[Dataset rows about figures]
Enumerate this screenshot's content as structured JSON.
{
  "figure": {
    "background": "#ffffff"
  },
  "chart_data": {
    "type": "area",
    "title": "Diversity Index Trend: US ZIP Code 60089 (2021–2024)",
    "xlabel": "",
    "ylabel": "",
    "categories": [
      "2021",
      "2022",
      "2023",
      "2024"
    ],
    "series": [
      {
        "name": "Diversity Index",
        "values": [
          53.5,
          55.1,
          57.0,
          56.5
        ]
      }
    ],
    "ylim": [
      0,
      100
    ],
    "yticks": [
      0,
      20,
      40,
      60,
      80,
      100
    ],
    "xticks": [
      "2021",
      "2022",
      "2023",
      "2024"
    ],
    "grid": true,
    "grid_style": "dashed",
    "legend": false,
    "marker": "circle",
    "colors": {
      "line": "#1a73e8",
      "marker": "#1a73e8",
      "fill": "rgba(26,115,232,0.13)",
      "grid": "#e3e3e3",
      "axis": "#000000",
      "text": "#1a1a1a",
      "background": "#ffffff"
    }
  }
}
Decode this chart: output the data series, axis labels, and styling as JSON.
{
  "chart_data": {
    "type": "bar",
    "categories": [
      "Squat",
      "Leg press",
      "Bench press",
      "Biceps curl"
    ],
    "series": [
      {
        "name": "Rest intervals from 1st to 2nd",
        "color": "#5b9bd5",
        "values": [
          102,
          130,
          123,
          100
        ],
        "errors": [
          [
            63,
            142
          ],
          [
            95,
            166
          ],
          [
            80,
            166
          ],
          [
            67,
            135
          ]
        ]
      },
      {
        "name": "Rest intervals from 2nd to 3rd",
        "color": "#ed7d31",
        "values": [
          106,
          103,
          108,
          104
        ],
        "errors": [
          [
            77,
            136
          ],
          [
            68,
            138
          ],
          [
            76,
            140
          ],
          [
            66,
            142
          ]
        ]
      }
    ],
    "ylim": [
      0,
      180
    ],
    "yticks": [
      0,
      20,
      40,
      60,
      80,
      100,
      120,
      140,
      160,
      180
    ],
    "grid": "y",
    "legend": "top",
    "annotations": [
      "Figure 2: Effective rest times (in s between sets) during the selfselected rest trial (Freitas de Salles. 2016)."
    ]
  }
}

**GOAL**
Select the lines from the entries that include the word "axis".

**FULL ANSWER**
      "axis": "#000000",
Decode this chart: output the data series, axis labels, and styling as JSON.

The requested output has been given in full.